DOKUMENTTEXT:
____________________

Mehr als 500 Handelsplätze in der EU

Auch die Deutsche Börse begrüsste den Vorstoss von Merz. "Mit über 500 Handelsplätzen hat die EU nicht nur den fragmentiertesten Markt geschaffen, sondern auch den intransparentesten, mit nur rund 30 Prozent des Aktienhandels an transparenten Börsen", erklärte der Dax -Konzern. Die Stärkung der Kapitalmärkte sei nötig, um wichtige gesellschaftliche Herausforderungen zu bewältigen, etwa bei der Unternehmensfinanzierung oder der Altersvorsorge.

Merz hatte am Donnerstag im Bundestag gefordert, die Kraft des europäischen Binnenmarkts besser auszuschöpfen. Die Unternehmen benötigten einen ausreichend breiten und tiefen europäischen Kapitalmarkt, um sich besser und schneller finanzieren können, sagte er vor dem EU-Gipfel kommende Woche.

"European Stock Exchange"

"Wir brauchen eine Art European Stock Exchange, damit erfolgreiche Unternehmen wie zum Beispiel Biontech aus Deutschland nicht an die New Yorker Börse gehen müssen", sagte Merz. Vom SPD-Vizekanzler und Finanzminister Lars Klingbeil kommt "volle Unterstützung". Das sei ein sinnvoller Schritt, wenn es darum gehe, das Zusammenwachsen der europäischen Kapitalmärkte voranzubringen, sagte er am Rande der Jahrestagung des Internationalen Währungsfonds (IWF) und der Weltbank in Washington.

____________________

ARBEITSANWEISUNG A: Welcher Anteil des Aktienhandels in der EU findet laut dem Text über eine europäische Börse an transparenten Börsen statt?
ARBEITSANWEISUNG B: Setze den Text über eine europäische Börse im Anschluss an seinen letzten Satz fort.

BEREITGESTELLTE ANGABEN:
____________________

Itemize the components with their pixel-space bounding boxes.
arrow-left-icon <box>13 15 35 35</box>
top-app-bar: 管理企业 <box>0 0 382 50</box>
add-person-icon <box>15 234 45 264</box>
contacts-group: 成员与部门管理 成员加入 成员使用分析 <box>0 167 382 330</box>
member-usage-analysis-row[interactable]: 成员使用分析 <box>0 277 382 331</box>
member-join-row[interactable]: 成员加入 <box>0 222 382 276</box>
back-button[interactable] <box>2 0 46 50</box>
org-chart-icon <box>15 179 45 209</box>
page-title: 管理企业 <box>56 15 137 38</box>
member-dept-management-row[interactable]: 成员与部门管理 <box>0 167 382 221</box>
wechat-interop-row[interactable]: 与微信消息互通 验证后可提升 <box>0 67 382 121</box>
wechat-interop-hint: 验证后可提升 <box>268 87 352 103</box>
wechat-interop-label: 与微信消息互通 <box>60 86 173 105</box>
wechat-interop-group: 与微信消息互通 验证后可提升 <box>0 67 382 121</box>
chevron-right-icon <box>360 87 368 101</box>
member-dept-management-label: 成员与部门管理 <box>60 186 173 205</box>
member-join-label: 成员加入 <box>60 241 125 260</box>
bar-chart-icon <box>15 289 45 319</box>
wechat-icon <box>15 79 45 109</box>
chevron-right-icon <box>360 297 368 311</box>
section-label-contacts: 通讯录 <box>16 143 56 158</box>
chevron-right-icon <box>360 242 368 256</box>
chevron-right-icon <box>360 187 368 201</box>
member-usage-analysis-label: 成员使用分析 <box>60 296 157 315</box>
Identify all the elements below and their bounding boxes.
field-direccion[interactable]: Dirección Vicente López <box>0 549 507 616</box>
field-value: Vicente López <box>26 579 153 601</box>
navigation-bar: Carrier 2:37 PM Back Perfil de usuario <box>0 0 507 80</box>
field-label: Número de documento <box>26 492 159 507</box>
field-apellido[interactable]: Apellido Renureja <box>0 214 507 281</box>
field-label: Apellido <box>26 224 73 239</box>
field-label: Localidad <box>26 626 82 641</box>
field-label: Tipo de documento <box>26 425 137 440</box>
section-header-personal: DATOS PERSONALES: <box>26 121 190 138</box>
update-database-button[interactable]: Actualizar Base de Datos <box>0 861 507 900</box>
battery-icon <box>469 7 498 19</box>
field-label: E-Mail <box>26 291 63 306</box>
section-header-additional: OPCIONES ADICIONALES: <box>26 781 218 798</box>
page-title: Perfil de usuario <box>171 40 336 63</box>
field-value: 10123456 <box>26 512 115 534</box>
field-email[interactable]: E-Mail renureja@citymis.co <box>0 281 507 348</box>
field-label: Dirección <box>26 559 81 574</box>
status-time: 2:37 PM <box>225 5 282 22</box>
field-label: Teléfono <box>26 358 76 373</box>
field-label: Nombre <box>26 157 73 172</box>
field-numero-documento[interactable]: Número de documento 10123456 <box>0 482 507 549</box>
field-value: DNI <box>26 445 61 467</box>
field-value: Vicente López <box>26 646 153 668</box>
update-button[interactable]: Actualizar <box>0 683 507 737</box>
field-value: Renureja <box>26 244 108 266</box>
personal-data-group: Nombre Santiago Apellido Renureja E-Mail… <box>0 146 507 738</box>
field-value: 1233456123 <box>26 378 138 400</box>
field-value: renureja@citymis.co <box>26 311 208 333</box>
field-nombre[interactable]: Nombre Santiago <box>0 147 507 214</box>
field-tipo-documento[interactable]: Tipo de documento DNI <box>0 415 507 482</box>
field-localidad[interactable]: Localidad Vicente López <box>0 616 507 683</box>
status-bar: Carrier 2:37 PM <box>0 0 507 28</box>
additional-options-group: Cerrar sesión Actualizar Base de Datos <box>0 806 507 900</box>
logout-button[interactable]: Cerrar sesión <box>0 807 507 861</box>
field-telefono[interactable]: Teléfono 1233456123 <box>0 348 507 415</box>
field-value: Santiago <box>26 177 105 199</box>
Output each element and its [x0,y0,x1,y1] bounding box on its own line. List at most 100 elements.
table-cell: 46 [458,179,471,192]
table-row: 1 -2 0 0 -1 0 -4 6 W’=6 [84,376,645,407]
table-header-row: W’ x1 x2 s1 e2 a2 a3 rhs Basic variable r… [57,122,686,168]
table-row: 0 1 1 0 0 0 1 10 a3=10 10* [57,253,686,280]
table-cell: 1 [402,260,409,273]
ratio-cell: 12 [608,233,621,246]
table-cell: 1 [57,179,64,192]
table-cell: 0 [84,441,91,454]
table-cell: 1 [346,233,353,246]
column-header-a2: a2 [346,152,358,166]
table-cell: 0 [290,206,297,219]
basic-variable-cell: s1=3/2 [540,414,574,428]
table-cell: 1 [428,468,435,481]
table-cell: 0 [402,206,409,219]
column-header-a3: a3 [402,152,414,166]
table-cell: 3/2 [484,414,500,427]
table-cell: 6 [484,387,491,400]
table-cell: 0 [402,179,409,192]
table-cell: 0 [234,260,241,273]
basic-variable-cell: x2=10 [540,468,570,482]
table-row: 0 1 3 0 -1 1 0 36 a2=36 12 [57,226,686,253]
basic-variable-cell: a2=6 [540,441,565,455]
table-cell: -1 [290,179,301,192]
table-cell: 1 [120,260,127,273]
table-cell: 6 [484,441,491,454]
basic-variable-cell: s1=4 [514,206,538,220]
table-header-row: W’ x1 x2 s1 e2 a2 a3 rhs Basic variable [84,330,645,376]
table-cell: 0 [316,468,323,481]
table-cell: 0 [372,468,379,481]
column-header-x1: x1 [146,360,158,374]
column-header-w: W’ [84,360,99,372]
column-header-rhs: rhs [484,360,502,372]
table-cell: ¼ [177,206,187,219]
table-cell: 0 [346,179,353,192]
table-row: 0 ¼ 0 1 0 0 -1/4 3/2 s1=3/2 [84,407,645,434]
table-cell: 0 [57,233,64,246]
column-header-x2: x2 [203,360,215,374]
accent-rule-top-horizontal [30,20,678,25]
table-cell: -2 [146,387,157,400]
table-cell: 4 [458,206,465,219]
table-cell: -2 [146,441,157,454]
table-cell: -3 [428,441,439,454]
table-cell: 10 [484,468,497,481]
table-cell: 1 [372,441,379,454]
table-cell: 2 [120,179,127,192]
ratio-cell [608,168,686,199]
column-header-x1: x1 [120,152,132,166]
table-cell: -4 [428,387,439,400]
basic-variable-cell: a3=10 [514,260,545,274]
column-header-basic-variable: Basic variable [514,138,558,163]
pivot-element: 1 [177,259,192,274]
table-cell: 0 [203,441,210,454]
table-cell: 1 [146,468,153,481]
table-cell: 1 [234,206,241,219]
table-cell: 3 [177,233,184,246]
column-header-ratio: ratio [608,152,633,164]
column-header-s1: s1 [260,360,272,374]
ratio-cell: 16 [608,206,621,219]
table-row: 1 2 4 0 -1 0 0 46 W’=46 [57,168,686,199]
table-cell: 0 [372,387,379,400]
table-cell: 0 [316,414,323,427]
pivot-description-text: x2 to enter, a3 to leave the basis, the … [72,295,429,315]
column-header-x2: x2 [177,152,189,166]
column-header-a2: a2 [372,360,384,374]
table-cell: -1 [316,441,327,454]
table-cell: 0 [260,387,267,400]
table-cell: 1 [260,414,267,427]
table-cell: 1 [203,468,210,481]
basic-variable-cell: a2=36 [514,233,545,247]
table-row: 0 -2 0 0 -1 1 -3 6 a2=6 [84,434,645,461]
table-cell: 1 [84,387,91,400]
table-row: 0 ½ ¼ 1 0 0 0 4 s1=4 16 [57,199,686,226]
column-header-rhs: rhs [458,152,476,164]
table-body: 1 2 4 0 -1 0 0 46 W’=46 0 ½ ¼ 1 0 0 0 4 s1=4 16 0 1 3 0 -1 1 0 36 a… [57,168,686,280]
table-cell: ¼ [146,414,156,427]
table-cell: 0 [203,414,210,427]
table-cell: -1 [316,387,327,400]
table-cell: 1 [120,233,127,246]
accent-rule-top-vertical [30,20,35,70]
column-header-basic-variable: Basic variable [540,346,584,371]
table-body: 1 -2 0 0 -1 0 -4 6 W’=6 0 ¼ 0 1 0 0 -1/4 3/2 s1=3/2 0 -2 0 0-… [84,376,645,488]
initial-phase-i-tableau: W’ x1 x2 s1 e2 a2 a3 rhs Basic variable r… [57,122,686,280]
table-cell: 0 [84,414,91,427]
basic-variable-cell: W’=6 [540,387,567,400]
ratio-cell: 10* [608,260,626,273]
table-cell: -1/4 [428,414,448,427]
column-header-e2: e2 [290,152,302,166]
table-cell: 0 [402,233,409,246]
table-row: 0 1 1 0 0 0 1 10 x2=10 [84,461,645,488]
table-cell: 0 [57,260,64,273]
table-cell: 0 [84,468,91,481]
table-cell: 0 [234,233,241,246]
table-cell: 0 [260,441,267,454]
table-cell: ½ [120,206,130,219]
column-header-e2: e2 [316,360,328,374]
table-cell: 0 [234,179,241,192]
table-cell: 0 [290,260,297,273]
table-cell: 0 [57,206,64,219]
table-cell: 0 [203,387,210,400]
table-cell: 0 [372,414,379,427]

____________________

ERWARTETE AUSGABE A: Rund 30 Prozent.

ERWARTETE AUSGABE B:
Der Mainzer Impfstoffentwickler Biontech, bekanntgeworden in der Corona-Pandemie, ging 2019 an die amerikanische Technologiebörse Nasdaq. Kein Einzelfall: Auch der schwedische Bezahldienst Klarna und der Sandalenhersteller Birkenstock entschieden sich zum Börsengang für die Wall Street. In den USA gibt es starke Börsen, grosse Investoren und viel Wagniskapital für junge Unternehmen, während der Finanzmarkt in Europa zersplittert ist. "Die EU-Kapitalmärkte fallen zurück", warnte der Finanzmarktverband AFME in Europa schon vor Monaten in Brüssel.

Gescheiterte Börsenfusionen

In Europa gab es zwar schon erfolgreiche Anläufe, Börsenplätze zusammenzuführen. So entstand die Börse Euronext , zu der die Börsen in Paris, Amsterdam, Brüssel, Dublin, Lissabon, Mailand und Oslo gehören.

Die Deutsche Börse scheiterte dagegen vor Jahren wiederholt an einer Fusion mit der Londoner Börse LSE. Sie sieht sich selbst "als grösster paneuropäischer und als globaler Akteur", wie sie mitteilte. "Wir sind uns unserer besonderen Rolle und Verantwortung für die europäischen Kapitalmärkte bewusst und haben auch in der Vergangenheit stets europäisch gedacht. Dabei wurde unser Spielraum jedoch wiederholt durch die Rahmenbedingungen eingegrenzt."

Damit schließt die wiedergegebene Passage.